─── Extracted records

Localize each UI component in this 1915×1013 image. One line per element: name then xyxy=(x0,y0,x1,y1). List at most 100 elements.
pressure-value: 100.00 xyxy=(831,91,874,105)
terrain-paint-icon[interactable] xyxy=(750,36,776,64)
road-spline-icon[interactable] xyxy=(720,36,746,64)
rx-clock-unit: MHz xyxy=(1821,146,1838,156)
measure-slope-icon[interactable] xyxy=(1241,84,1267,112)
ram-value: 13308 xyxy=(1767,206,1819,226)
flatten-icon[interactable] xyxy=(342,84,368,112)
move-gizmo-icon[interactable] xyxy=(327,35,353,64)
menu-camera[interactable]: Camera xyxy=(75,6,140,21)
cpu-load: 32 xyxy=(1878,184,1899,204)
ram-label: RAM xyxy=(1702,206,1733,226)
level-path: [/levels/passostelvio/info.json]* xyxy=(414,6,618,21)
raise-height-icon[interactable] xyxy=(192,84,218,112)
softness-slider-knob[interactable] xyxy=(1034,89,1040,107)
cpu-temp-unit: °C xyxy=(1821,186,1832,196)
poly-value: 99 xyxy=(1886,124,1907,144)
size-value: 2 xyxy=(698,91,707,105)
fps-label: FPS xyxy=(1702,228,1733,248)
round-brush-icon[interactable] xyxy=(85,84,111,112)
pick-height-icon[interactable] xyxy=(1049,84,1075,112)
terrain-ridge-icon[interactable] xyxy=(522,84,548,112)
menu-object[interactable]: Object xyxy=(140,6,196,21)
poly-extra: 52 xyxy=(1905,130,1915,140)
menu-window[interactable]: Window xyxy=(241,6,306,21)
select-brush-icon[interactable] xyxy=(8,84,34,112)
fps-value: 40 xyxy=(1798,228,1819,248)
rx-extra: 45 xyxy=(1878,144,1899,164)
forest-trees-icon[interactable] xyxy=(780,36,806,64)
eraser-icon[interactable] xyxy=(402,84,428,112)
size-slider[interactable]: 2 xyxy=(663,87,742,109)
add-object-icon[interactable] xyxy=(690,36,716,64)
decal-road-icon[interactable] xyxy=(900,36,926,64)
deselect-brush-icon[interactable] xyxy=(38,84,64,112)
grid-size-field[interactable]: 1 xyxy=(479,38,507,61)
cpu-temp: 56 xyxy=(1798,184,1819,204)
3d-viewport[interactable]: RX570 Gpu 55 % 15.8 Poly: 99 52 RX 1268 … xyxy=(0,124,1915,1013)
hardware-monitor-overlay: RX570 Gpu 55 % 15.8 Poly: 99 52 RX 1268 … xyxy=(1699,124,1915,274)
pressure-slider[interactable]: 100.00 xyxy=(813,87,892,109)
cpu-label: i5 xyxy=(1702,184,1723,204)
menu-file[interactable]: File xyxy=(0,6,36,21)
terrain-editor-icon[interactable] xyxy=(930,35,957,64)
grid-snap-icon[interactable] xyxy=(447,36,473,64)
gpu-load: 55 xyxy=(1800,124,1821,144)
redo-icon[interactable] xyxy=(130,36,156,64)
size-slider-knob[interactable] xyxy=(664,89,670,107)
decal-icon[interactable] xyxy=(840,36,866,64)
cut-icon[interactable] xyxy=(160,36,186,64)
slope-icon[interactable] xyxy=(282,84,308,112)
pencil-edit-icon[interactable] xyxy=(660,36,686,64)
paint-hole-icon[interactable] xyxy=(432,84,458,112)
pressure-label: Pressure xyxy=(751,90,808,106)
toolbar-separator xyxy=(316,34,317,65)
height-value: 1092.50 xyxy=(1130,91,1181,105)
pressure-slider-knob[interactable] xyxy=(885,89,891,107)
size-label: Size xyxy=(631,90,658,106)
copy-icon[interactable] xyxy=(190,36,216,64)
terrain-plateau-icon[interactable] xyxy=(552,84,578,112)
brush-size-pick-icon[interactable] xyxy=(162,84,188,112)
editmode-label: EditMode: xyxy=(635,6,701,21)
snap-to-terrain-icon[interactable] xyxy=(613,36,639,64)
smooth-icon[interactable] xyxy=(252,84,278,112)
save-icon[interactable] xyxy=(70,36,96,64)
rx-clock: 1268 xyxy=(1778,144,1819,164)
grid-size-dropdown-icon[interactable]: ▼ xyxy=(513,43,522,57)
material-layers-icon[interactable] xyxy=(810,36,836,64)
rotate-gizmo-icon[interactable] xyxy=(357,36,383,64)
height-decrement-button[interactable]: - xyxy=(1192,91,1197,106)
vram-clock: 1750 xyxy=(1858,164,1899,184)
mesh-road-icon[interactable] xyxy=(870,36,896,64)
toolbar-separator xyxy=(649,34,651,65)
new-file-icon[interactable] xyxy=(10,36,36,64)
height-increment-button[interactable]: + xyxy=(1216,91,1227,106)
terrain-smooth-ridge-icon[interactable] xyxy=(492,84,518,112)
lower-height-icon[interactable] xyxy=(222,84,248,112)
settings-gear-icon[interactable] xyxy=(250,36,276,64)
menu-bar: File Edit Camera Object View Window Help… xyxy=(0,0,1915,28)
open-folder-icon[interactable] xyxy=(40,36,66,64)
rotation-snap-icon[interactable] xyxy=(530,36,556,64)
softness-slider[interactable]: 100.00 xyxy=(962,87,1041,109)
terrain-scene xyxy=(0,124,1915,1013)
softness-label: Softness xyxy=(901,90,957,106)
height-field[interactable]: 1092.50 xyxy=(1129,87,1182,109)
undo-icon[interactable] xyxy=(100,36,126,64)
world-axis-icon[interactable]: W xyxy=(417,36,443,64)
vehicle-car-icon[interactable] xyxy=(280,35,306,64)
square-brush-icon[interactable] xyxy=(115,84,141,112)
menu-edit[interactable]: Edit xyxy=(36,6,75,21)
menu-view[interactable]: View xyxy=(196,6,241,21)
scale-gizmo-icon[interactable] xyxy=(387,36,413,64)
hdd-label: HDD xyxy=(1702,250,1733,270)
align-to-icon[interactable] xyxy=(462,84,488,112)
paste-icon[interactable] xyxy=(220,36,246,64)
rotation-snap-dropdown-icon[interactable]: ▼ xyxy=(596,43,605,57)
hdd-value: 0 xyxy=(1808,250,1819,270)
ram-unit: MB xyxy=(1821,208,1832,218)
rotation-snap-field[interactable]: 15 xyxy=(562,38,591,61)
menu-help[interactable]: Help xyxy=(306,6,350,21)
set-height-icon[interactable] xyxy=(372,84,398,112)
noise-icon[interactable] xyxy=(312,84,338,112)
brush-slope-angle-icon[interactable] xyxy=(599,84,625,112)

──────

• Stated goal: Reproduce the data above word for word, beginning with its first line and continuing through the line that contains "menu-window[interactable]: Window xyxy=(241,6,306,21)", both included.

• Result for this task:
Localize each UI component in this 1915×1013 image. One line per element: name then xyxy=(x0,y0,x1,y1). List at most 100 elements.
pressure-value: 100.00 xyxy=(831,91,874,105)
terrain-paint-icon[interactable] xyxy=(750,36,776,64)
road-spline-icon[interactable] xyxy=(720,36,746,64)
rx-clock-unit: MHz xyxy=(1821,146,1838,156)
measure-slope-icon[interactable] xyxy=(1241,84,1267,112)
ram-value: 13308 xyxy=(1767,206,1819,226)
flatten-icon[interactable] xyxy=(342,84,368,112)
move-gizmo-icon[interactable] xyxy=(327,35,353,64)
menu-camera[interactable]: Camera xyxy=(75,6,140,21)
cpu-load: 32 xyxy=(1878,184,1899,204)
ram-label: RAM xyxy=(1702,206,1733,226)
level-path: [/levels/passostelvio/info.json]* xyxy=(414,6,618,21)
raise-height-icon[interactable] xyxy=(192,84,218,112)
softness-slider-knob[interactable] xyxy=(1034,89,1040,107)
cpu-temp-unit: °C xyxy=(1821,186,1832,196)
poly-value: 99 xyxy=(1886,124,1907,144)
size-value: 2 xyxy=(698,91,707,105)
fps-label: FPS xyxy=(1702,228,1733,248)
round-brush-icon[interactable] xyxy=(85,84,111,112)
pick-height-icon[interactable] xyxy=(1049,84,1075,112)
terrain-ridge-icon[interactable] xyxy=(522,84,548,112)
menu-object[interactable]: Object xyxy=(140,6,196,21)
poly-extra: 52 xyxy=(1905,130,1915,140)
menu-window[interactable]: Window xyxy=(241,6,306,21)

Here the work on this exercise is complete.